== EXERCISE TASK ==
Rewrite the material below with every "histogram-bar" changed to "bar" and nothing else altered, and leave out the pictures.
· · · · ·
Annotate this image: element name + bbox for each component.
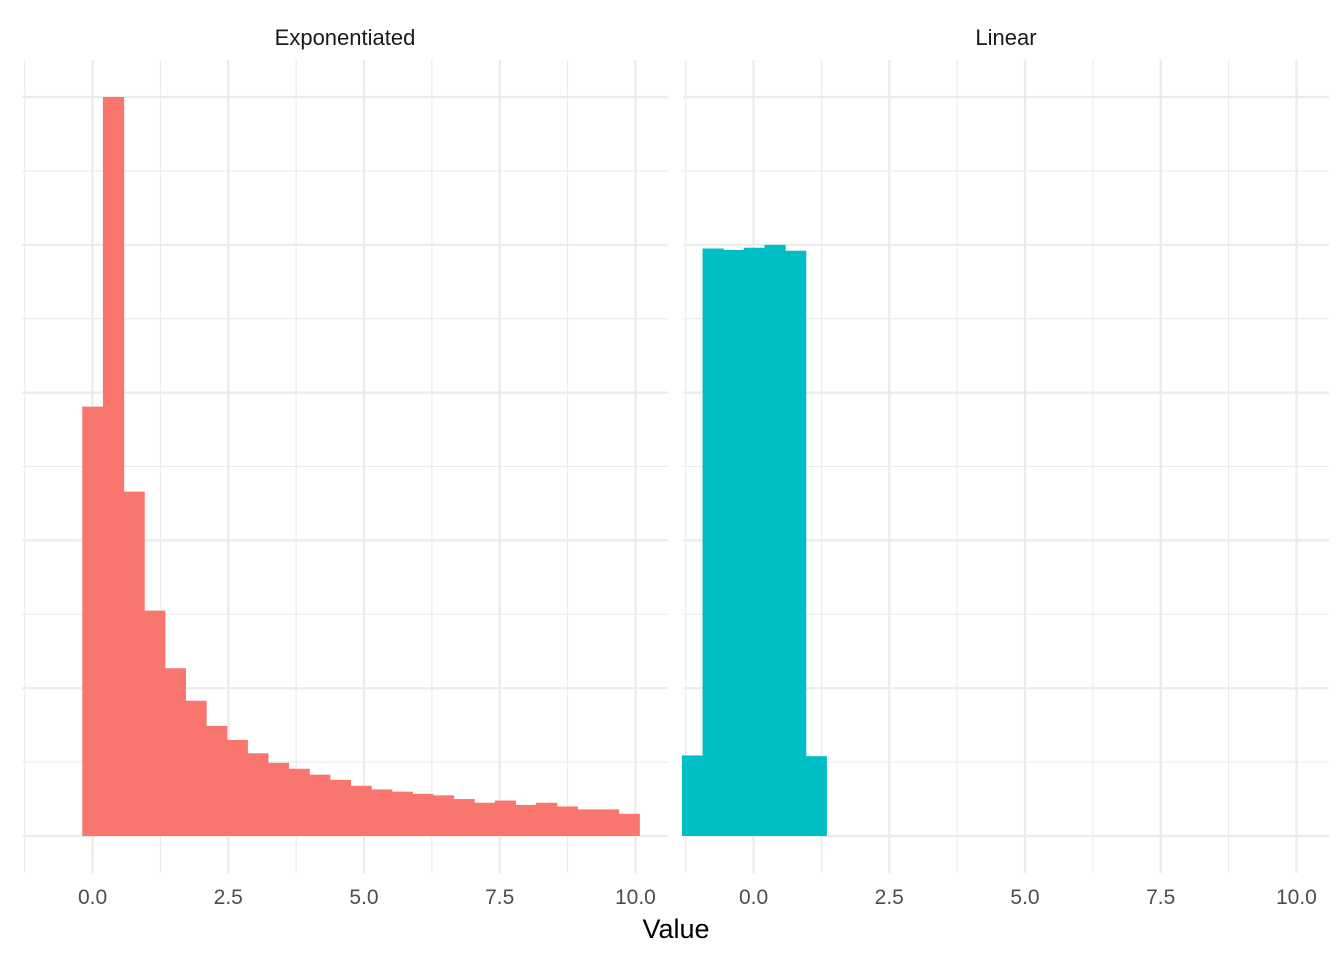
x-tick-label: 5.0 [1010, 886, 1039, 909]
panel-exponentiated: Exponentiated 0.0 2.5 5.0 7.5 10.0 [22, 25, 668, 909]
x-axis-title: Value [642, 914, 709, 944]
x-tick-label: 2.5 [214, 886, 243, 909]
histogram-bar [309, 774, 331, 836]
histogram-bar [764, 244, 786, 837]
histogram-bar [123, 491, 145, 836]
facet-title: Exponentiated [275, 25, 416, 50]
histogram-bar [515, 804, 537, 836]
histogram-bar [226, 739, 248, 836]
histogram-bar [206, 725, 228, 836]
x-tick-label: 7.5 [1146, 886, 1175, 909]
x-tick-label: 0.0 [78, 886, 107, 909]
facet-title: Linear [975, 25, 1036, 50]
histogram-bar [102, 97, 125, 836]
histogram-bar [805, 756, 827, 836]
x-tick-label: 5.0 [349, 886, 378, 909]
histogram-bar [494, 800, 517, 836]
histogram-bar [329, 779, 352, 836]
histogram-bar [702, 248, 724, 836]
histogram-bar [391, 791, 413, 836]
histogram-bar [412, 793, 434, 836]
histogram-bar [432, 795, 455, 836]
histogram-bar [288, 768, 310, 836]
x-tick-label: 2.5 [875, 886, 904, 909]
histogram-bar [556, 806, 578, 836]
histogram-bar [743, 247, 766, 837]
histogram-bar [618, 813, 640, 836]
panel-linear: Linear 0.0 2.5 5.0 7.5 10.0 [681, 25, 1329, 909]
histogram-bar [82, 406, 104, 836]
histogram-bar [681, 755, 704, 836]
histogram-bar [785, 250, 807, 836]
histogram-bar [267, 762, 290, 836]
histogram-bar [453, 799, 475, 836]
histogram-bar [474, 802, 496, 836]
x-tick-label: 10.0 [615, 886, 656, 909]
panels-layer: Exponentiated 0.0 2.5 5.0 7.5 10.0 Linear 0.0 2.… [22, 25, 1329, 909]
histogram-bar [185, 700, 207, 836]
histogram-bar [144, 610, 166, 836]
histogram-bar [350, 785, 372, 836]
histogram-bar [164, 668, 186, 836]
histogram-bar [247, 753, 269, 836]
x-tick-label: 7.5 [485, 886, 514, 909]
histogram-bar [597, 809, 620, 836]
x-tick-label: 0.0 [739, 886, 768, 909]
histogram-bar [371, 789, 393, 836]
histogram-bar [536, 802, 558, 836]
histogram-bar [723, 249, 745, 836]
x-tick-label: 10.0 [1276, 886, 1317, 909]
histogram-bar [577, 809, 599, 836]
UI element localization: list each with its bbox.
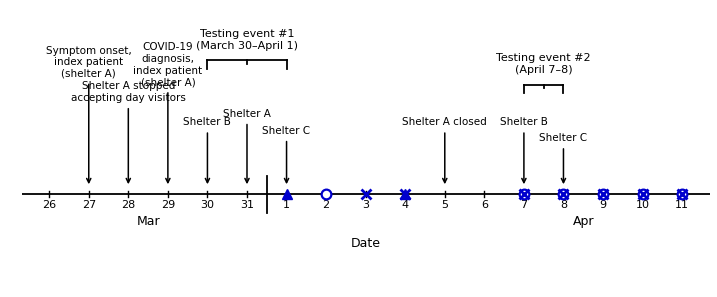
Text: Shelter A: Shelter A <box>223 109 271 183</box>
Text: 11: 11 <box>675 200 689 210</box>
Text: 30: 30 <box>201 200 214 210</box>
Text: 1: 1 <box>283 200 290 210</box>
Text: Shelter C: Shelter C <box>539 133 587 183</box>
Text: Shelter B: Shelter B <box>500 117 548 183</box>
Text: Testing event #1
(March 30–April 1): Testing event #1 (March 30–April 1) <box>196 29 298 51</box>
Text: 6: 6 <box>481 200 488 210</box>
Text: 8: 8 <box>560 200 567 210</box>
Text: 2: 2 <box>323 200 330 210</box>
Text: 4: 4 <box>402 200 409 210</box>
Text: 7: 7 <box>521 200 528 210</box>
Text: 3: 3 <box>362 200 369 210</box>
Text: 29: 29 <box>161 200 175 210</box>
Text: 9: 9 <box>599 200 607 210</box>
Text: 28: 28 <box>121 200 136 210</box>
Text: Apr: Apr <box>572 215 594 228</box>
Text: 31: 31 <box>240 200 254 210</box>
Text: Date: Date <box>351 237 381 250</box>
Text: 26: 26 <box>42 200 56 210</box>
Text: Testing event #2
(April 7–8): Testing event #2 (April 7–8) <box>496 53 591 75</box>
Text: Shelter B: Shelter B <box>184 117 232 183</box>
Text: Shelter C: Shelter C <box>262 126 310 183</box>
Text: Mar: Mar <box>136 215 160 228</box>
Text: COVID-19
diagnosis,
index patient
(shelter A): COVID-19 diagnosis, index patient (shelt… <box>133 42 202 183</box>
Text: Shelter A closed: Shelter A closed <box>402 117 487 183</box>
Text: 10: 10 <box>635 200 650 210</box>
Text: Shelter A stopped
accepting day visitors: Shelter A stopped accepting day visitors <box>71 81 186 183</box>
Text: 5: 5 <box>441 200 448 210</box>
Text: Symptom onset,
index patient
(shelter A): Symptom onset, index patient (shelter A) <box>46 45 132 183</box>
Text: 27: 27 <box>82 200 96 210</box>
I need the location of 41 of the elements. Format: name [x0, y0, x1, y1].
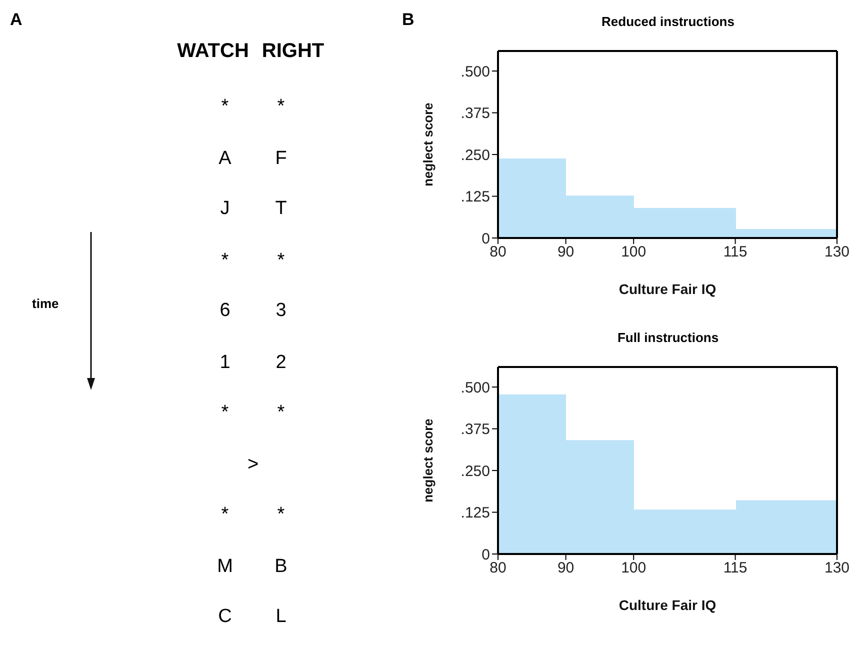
x-tick-label: 100	[621, 244, 646, 261]
x-axis-title: Culture Fair IQ	[618, 597, 716, 613]
x-tick-label: 100	[621, 560, 646, 577]
text: 6 3	[220, 300, 286, 321]
text: A	[10, 10, 22, 30]
x-tick-label: 130	[824, 244, 850, 261]
x-tick-label: 130	[824, 560, 850, 577]
text: >	[247, 454, 259, 476]
text: M B	[217, 556, 288, 577]
x-tick-label: 80	[490, 244, 506, 261]
x-tick-label: 90	[557, 560, 574, 577]
text: * *	[221, 96, 285, 117]
y-tick-label: .250	[460, 462, 490, 480]
text: 1 2	[220, 352, 286, 373]
y-tick-label: .125	[460, 188, 490, 206]
text: * *	[221, 504, 285, 525]
y-tick-label: .500	[460, 379, 490, 396]
y-tick-label: .500	[460, 63, 490, 80]
x-tick-label: 90	[557, 244, 574, 261]
y-tick-label: .250	[460, 146, 490, 164]
y-tick-label: .375	[460, 105, 490, 122]
text: WATCH RIGHT	[176, 40, 326, 63]
y-tick-label: .125	[460, 504, 490, 522]
text: C L	[218, 606, 286, 627]
y-tick-label: .375	[460, 421, 490, 438]
text: time	[32, 296, 59, 311]
text: B	[402, 10, 414, 30]
y-axis-title: neglect score	[420, 418, 436, 502]
text: J T	[220, 198, 287, 219]
y-tick-label: 0	[482, 546, 490, 564]
text: * *	[221, 402, 285, 423]
chart-title: Full instructions	[616, 330, 720, 345]
y-axis-title: neglect score	[420, 102, 436, 186]
text: * *	[221, 250, 285, 271]
chart-title: Reduced instructions	[600, 14, 736, 29]
x-tick-label: 115	[723, 560, 748, 577]
x-axis-title: Culture Fair IQ	[618, 281, 716, 297]
x-tick-label: 80	[490, 560, 506, 577]
x-tick-label: 115	[723, 244, 748, 261]
text: A F	[218, 148, 287, 169]
y-tick-label: 0	[482, 230, 490, 248]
· · · · ·
== CORRECT ANSWER ==
Annotate this image: element name + bbox for each component.
x-tick-label: 5.0 [1010, 886, 1039, 909]
panel-exponentiated: Exponentiated 0.0 2.5 5.0 7.5 10.0 [22, 25, 668, 909]
x-axis-title: Value [642, 914, 709, 944]
x-tick-label: 2.5 [214, 886, 243, 909]
bar [309, 774, 331, 836]
bar [764, 244, 786, 837]
bar [123, 491, 145, 836]
facet-title: Exponentiated [275, 25, 416, 50]
bar [515, 804, 537, 836]
bar [226, 739, 248, 836]
bar [206, 725, 228, 836]
x-tick-label: 7.5 [1146, 886, 1175, 909]
x-tick-label: 0.0 [78, 886, 107, 909]
facet-title: Linear [975, 25, 1036, 50]
bar [102, 97, 125, 836]
bar [805, 756, 827, 836]
x-tick-label: 5.0 [349, 886, 378, 909]
bar [494, 800, 517, 836]
bar [329, 779, 352, 836]
bar [702, 248, 724, 836]
bar [391, 791, 413, 836]
bar [412, 793, 434, 836]
bar [432, 795, 455, 836]
bar [288, 768, 310, 836]
x-tick-label: 2.5 [875, 886, 904, 909]
bar [556, 806, 578, 836]
bar [743, 247, 766, 837]
bar [618, 813, 640, 836]
panel-linear: Linear 0.0 2.5 5.0 7.5 10.0 [681, 25, 1329, 909]
bar [82, 406, 104, 836]
bar [681, 755, 704, 836]
bar [785, 250, 807, 836]
bar [267, 762, 290, 836]
bar [453, 799, 475, 836]
bar [474, 802, 496, 836]
x-tick-label: 10.0 [615, 886, 656, 909]
panels-layer: Exponentiated 0.0 2.5 5.0 7.5 10.0 Linear 0.0 2.… [22, 25, 1329, 909]
bar [185, 700, 207, 836]
bar [144, 610, 166, 836]
bar [350, 785, 372, 836]
bar [164, 668, 186, 836]
bar [247, 753, 269, 836]
x-tick-label: 7.5 [485, 886, 514, 909]
bar [597, 809, 620, 836]
x-tick-label: 0.0 [739, 886, 768, 909]
bar [371, 789, 393, 836]
bar [536, 802, 558, 836]
bar [723, 249, 745, 836]
x-tick-label: 10.0 [1276, 886, 1317, 909]
bar [577, 809, 599, 836]
UI element localization: list each with its bbox.
Text: Shelter A: Shelter A <box>223 109 271 183</box>
Text: 11: 11 <box>675 200 689 210</box>
Text: 30: 30 <box>201 200 214 210</box>
Text: 1: 1 <box>283 200 290 210</box>
Text: Shelter C: Shelter C <box>539 133 587 183</box>
Text: Shelter B: Shelter B <box>500 117 548 183</box>
Text: Testing event #1
(March 30–April 1): Testing event #1 (March 30–April 1) <box>196 29 298 51</box>
Text: 6: 6 <box>481 200 488 210</box>
Text: 8: 8 <box>560 200 567 210</box>
Text: 2: 2 <box>323 200 330 210</box>
Text: 4: 4 <box>402 200 409 210</box>
Text: 7: 7 <box>521 200 528 210</box>
Text: 3: 3 <box>362 200 369 210</box>
Text: 29: 29 <box>161 200 175 210</box>
Text: 9: 9 <box>599 200 607 210</box>
Text: 28: 28 <box>121 200 136 210</box>
Text: Apr: Apr <box>572 215 594 228</box>
Text: 31: 31 <box>240 200 254 210</box>
Text: Date: Date <box>351 237 381 250</box>
Text: 26: 26 <box>42 200 56 210</box>
Text: Testing event #2
(April 7–8): Testing event #2 (April 7–8) <box>496 53 591 75</box>
Text: Shelter B: Shelter B <box>184 117 232 183</box>
Text: Shelter C: Shelter C <box>262 126 310 183</box>
Text: Mar: Mar <box>136 215 160 228</box>
Text: COVID-19
diagnosis,
index patient
(shelter A): COVID-19 diagnosis, index patient (shelt… <box>133 42 202 183</box>
Text: Shelter A closed: Shelter A closed <box>402 117 487 183</box>
Text: 10: 10 <box>635 200 650 210</box>
Text: Shelter A stopped
accepting day visitors: Shelter A stopped accepting day visitors <box>71 81 186 183</box>
Text: 5: 5 <box>441 200 448 210</box>
Text: Symptom onset,
index patient
(shelter A): Symptom onset, index patient (shelter A) <box>46 45 132 183</box>
Text: 27: 27 <box>82 200 96 210</box>
I need the location of 41 of the elements. Format: name [x0, y0, x1, y1].
x-tick-label: 100	[621, 244, 646, 261]
x-axis-title: Culture Fair IQ	[618, 597, 716, 613]
x-tick-label: 100	[621, 560, 646, 577]
text: 6 3	[220, 300, 286, 321]
text: A	[10, 10, 22, 30]
x-tick-label: 130	[824, 244, 850, 261]
x-tick-label: 130	[824, 560, 850, 577]
text: >	[247, 454, 259, 476]
text: M B	[217, 556, 288, 577]
x-tick-label: 80	[490, 244, 506, 261]
x-tick-label: 90	[557, 560, 574, 577]
text: * *	[221, 96, 285, 117]
y-tick-label: .250	[460, 462, 490, 480]
text: 1 2	[220, 352, 286, 373]
y-tick-label: .125	[460, 188, 490, 206]
text: * *	[221, 504, 285, 525]
y-tick-label: .500	[460, 379, 490, 396]
y-tick-label: .500	[460, 63, 490, 80]
x-tick-label: 90	[557, 244, 574, 261]
y-tick-label: .250	[460, 146, 490, 164]
y-tick-label: .375	[460, 105, 490, 122]
text: WATCH RIGHT	[176, 40, 326, 63]
y-tick-label: .125	[460, 504, 490, 522]
text: C L	[218, 606, 286, 627]
y-tick-label: .375	[460, 421, 490, 438]
text: time	[32, 296, 59, 311]
text: B	[402, 10, 414, 30]
y-axis-title: neglect score	[420, 418, 436, 502]
text: J T	[220, 198, 287, 219]
y-tick-label: 0	[482, 546, 490, 564]
text: * *	[221, 402, 285, 423]
chart-title: Full instructions	[616, 330, 720, 345]
y-axis-title: neglect score	[420, 102, 436, 186]
text: * *	[221, 250, 285, 271]
chart-title: Reduced instructions	[600, 14, 736, 29]
x-tick-label: 115	[723, 560, 748, 577]
x-axis-title: Culture Fair IQ	[618, 281, 716, 297]
x-tick-label: 80	[490, 560, 506, 577]
x-tick-label: 115	[723, 244, 748, 261]
text: A F	[218, 148, 287, 169]
y-tick-label: 0	[482, 230, 490, 248]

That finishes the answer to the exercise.